*TASK INSTRUCTIONS*
Below are entries; tally how many lines hold the string "hands" and answer with only that figure.

*INFORMATION SHOWN*
____________________

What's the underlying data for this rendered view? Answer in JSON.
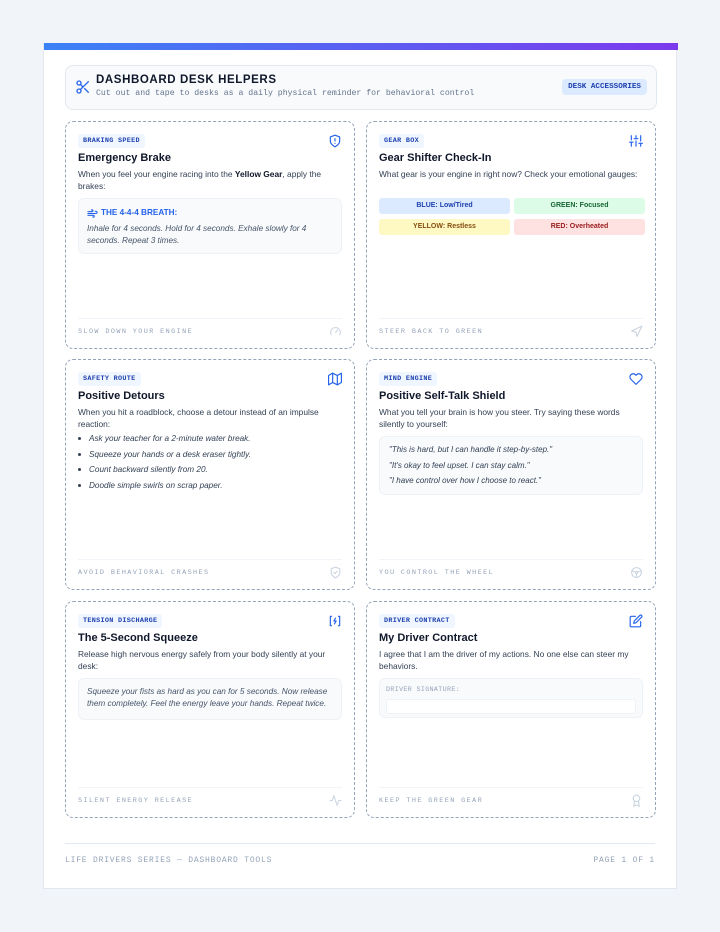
{
  "header": {
    "title": "DASHBOARD DESK HELPERS",
    "subtitle": "Cut out and tape to desks as a daily physical reminder for behavioral control",
    "badge": "DESK ACCESSORIES",
    "icon": "scissors-icon"
  },
  "cards": {
    "brake": {
      "badge": "BRAKING SPEED",
      "icon": "shield-icon",
      "title": "Emergency Brake",
      "desc_before": "When you feel your engine racing into the ",
      "desc_bold": "Yellow Gear",
      "desc_after": ", apply the brakes:",
      "box_title": "THE 4-4-4 BREATH:",
      "box_icon": "wind-icon",
      "box_text": "Inhale for 4 seconds. Hold for 4 seconds. Exhale slowly for 4 seconds. Repeat 3 times.",
      "footer": "SLOW DOWN YOUR ENGINE",
      "footer_icon": "gauge-icon"
    },
    "gear": {
      "badge": "GEAR BOX",
      "icon": "sliders-icon",
      "title": "Gear Shifter Check-In",
      "desc": "What gear is your engine in right now? Check your emotional gauges:",
      "gauges": [
        {
          "label": "BLUE: Low/Tired",
          "bg": "#dbeafe",
          "fg": "#1e40af"
        },
        {
          "label": "GREEN: Focused",
          "bg": "#dcfce7",
          "fg": "#166534"
        },
        {
          "label": "YELLOW: Restless",
          "bg": "#fef9c3",
          "fg": "#854d0e"
        },
        {
          "label": "RED: Overheated",
          "bg": "#fee2e2",
          "fg": "#991b1b"
        }
      ],
      "footer": "STEER BACK TO GREEN",
      "footer_icon": "navigation-icon"
    },
    "detours": {
      "badge": "SAFETY ROUTE",
      "icon": "map-icon",
      "title": "Positive Detours",
      "desc": "When you hit a roadblock, choose a detour instead of an impulse reaction:",
      "items": [
        "Ask your teacher for a 2-minute water break.",
        "Squeeze your hands or a desk eraser tightly.",
        "Count backward silently from 20.",
        "Doodle simple swirls on scrap paper."
      ],
      "footer": "AVOID BEHAVIORAL CRASHES",
      "footer_icon": "shield-check-icon"
    },
    "selftalk": {
      "badge": "MIND ENGINE",
      "icon": "heart-icon",
      "title": "Positive Self-Talk Shield",
      "desc": "What you tell your brain is how you steer. Try saying these words silently to yourself:",
      "quotes": [
        "\"This is hard, but I can handle it step-by-step.\"",
        "\"It's okay to feel upset. I can stay calm.\"",
        "\"I have control over how I choose to react.\""
      ],
      "footer": "YOU CONTROL THE WHEEL",
      "footer_icon": "steering-wheel-icon"
    },
    "squeeze": {
      "badge": "TENSION DISCHARGE",
      "icon": "code-brackets-icon",
      "title": "The 5-Second Squeeze",
      "desc": "Release high nervous energy safely from your body silently at your desk:",
      "box_text": "Squeeze your fists as hard as you can for 5 seconds. Now release them completely. Feel the energy leave your hands. Repeat twice.",
      "footer": "SILENT ENERGY RELEASE",
      "footer_icon": "activity-icon"
    },
    "contract": {
      "badge": "DRIVER CONTRACT",
      "icon": "edit-icon",
      "title": "My Driver Contract",
      "desc": "I agree that I am the driver of my actions. No one else can steer my behaviors.",
      "sig_label": "DRIVER SIGNATURE:",
      "sig_value": "",
      "footer": "KEEP THE GREEN GEAR",
      "footer_icon": "award-icon"
    }
  },
  "page_footer": {
    "left": "LIFE DRIVERS SERIES — DASHBOARD TOOLS",
    "right": "PAGE 1 OF 1"
  },
  "colors": {
    "accent": "#2563eb",
    "gradient_start": "#3b82f6",
    "gradient_end": "#7c3aed"
  }
}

____________________

*ANSWER IN FULL*
2